- **DATA ROWS**:
☆ ☆ ☆

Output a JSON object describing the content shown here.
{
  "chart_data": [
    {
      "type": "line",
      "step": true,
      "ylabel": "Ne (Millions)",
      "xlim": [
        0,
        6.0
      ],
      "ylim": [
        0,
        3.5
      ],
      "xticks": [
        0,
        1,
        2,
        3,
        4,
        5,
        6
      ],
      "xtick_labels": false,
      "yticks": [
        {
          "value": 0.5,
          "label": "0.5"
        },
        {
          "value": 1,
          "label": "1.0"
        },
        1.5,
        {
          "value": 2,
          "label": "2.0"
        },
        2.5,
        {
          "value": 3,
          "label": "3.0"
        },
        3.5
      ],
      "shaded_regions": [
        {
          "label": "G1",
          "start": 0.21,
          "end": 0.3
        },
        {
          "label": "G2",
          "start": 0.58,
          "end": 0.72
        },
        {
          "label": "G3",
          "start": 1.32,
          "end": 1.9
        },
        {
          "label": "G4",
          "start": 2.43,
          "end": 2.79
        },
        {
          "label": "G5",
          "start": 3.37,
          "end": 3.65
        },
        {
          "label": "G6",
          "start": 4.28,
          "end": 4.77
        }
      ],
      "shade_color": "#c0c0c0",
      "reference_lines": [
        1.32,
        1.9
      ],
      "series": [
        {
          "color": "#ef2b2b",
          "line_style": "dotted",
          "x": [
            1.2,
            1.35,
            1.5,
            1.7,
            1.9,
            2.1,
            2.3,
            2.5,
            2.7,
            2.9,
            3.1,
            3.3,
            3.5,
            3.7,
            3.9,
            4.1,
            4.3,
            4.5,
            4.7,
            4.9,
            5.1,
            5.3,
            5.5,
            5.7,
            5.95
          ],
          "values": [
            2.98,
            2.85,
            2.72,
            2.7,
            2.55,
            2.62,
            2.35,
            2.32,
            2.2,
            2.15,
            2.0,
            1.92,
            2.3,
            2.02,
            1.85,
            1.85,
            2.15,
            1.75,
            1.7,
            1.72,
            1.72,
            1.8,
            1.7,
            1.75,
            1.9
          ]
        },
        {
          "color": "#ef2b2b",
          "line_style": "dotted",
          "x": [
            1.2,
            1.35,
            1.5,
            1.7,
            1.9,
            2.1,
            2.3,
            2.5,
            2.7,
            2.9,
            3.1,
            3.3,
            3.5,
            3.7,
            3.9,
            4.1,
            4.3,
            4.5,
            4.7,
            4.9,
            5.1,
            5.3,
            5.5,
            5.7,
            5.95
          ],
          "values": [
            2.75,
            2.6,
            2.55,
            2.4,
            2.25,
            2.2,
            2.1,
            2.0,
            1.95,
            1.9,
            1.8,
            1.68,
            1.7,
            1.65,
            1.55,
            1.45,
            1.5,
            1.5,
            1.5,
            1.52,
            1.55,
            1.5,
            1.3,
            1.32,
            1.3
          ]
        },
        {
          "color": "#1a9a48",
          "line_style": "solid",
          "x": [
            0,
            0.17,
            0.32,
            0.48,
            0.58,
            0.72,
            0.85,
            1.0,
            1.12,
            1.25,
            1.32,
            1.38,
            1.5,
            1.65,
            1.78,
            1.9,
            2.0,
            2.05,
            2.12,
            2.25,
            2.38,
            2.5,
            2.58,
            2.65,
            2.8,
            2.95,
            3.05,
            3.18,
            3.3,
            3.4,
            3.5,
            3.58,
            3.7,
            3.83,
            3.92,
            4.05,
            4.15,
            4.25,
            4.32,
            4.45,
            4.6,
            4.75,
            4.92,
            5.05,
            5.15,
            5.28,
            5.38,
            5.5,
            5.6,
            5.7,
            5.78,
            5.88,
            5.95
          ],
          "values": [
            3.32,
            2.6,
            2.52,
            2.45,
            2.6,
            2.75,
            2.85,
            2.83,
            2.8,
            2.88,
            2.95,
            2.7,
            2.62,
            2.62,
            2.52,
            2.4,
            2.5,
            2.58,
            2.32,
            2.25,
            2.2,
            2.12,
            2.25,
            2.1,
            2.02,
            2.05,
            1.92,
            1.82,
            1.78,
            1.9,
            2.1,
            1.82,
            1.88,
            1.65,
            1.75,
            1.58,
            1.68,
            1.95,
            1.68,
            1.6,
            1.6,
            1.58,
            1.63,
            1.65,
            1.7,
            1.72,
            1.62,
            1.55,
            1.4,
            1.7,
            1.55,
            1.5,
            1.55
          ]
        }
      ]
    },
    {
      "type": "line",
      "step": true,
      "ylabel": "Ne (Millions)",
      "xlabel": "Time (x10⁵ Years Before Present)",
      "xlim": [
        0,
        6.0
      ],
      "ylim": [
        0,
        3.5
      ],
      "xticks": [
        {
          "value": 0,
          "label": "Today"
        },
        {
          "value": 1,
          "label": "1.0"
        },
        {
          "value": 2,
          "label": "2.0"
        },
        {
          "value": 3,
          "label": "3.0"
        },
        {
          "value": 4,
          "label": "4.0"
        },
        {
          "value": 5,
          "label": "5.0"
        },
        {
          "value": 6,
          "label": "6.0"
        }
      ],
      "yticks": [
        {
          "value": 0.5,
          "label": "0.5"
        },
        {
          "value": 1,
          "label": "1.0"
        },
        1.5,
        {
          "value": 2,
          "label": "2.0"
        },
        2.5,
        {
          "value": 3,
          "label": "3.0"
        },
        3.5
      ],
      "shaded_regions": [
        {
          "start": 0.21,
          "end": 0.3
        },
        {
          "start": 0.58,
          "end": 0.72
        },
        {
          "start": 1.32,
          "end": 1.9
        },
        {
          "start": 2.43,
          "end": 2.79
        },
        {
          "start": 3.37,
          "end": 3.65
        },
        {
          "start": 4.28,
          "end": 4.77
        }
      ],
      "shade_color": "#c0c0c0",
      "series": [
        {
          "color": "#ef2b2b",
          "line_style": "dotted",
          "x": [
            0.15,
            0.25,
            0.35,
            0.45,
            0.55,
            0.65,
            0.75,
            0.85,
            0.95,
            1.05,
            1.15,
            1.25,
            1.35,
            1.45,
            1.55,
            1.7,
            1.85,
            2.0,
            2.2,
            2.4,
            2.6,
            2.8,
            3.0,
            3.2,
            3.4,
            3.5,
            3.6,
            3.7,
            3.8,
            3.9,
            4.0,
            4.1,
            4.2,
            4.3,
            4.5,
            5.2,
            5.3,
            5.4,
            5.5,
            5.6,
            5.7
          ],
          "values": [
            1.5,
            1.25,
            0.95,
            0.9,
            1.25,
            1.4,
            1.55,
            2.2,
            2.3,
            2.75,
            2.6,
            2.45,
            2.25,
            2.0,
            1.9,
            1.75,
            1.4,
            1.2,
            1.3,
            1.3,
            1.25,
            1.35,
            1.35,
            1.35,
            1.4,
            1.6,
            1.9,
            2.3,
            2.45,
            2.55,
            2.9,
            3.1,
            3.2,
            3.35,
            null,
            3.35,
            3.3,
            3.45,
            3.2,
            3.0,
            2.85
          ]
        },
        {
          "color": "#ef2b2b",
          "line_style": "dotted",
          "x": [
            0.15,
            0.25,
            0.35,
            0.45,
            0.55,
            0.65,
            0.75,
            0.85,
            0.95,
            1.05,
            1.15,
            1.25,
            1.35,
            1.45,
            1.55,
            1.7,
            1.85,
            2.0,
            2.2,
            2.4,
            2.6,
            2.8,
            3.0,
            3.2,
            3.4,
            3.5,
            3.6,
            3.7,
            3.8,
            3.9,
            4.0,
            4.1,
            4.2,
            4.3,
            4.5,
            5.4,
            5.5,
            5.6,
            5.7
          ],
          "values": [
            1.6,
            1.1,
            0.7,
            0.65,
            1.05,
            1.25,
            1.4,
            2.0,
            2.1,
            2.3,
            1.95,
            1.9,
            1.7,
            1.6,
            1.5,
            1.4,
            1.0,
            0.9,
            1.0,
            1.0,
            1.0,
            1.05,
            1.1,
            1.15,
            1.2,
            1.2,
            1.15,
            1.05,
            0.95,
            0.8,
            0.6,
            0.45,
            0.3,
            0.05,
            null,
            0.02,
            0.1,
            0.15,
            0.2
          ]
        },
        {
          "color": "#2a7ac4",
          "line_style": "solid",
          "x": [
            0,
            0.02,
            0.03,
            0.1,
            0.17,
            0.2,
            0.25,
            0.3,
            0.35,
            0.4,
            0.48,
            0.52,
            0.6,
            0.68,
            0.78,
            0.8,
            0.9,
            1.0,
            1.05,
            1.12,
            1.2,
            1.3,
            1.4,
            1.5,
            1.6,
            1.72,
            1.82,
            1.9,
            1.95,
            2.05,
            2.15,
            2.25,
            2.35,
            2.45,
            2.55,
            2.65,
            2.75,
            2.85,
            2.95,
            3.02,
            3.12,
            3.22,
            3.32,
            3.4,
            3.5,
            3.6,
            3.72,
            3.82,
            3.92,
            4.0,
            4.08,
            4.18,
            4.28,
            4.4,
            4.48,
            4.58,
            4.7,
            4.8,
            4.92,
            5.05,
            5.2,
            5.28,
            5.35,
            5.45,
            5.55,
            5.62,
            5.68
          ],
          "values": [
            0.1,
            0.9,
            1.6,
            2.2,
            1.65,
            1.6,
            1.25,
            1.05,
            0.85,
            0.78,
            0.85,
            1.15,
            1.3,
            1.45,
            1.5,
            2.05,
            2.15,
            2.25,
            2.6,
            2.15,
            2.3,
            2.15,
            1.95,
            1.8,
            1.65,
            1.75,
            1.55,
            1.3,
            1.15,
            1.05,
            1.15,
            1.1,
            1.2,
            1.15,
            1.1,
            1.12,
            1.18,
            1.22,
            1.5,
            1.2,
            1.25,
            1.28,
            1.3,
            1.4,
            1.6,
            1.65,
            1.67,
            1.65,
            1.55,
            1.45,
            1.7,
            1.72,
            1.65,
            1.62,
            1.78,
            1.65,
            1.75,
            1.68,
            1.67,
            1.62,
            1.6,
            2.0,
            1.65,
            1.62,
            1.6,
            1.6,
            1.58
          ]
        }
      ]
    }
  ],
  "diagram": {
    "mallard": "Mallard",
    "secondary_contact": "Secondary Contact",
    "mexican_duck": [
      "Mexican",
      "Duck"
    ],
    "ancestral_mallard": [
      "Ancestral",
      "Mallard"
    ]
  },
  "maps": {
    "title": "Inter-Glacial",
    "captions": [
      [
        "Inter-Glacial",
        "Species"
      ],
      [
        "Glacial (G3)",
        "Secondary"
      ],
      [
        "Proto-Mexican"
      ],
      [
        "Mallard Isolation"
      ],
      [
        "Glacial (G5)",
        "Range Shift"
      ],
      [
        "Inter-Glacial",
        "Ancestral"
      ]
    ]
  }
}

☆ ☆ ☆

- **EXERCISE**:
Pull out each line of the listing that holds the string "Glacial".

- **CORRECT OUTPUT**:
    "title": "Inter-Glacial",
        "Inter-Glacial",
        "Glacial (G3)",
        "Glacial (G5)",
        "Inter-Glacial",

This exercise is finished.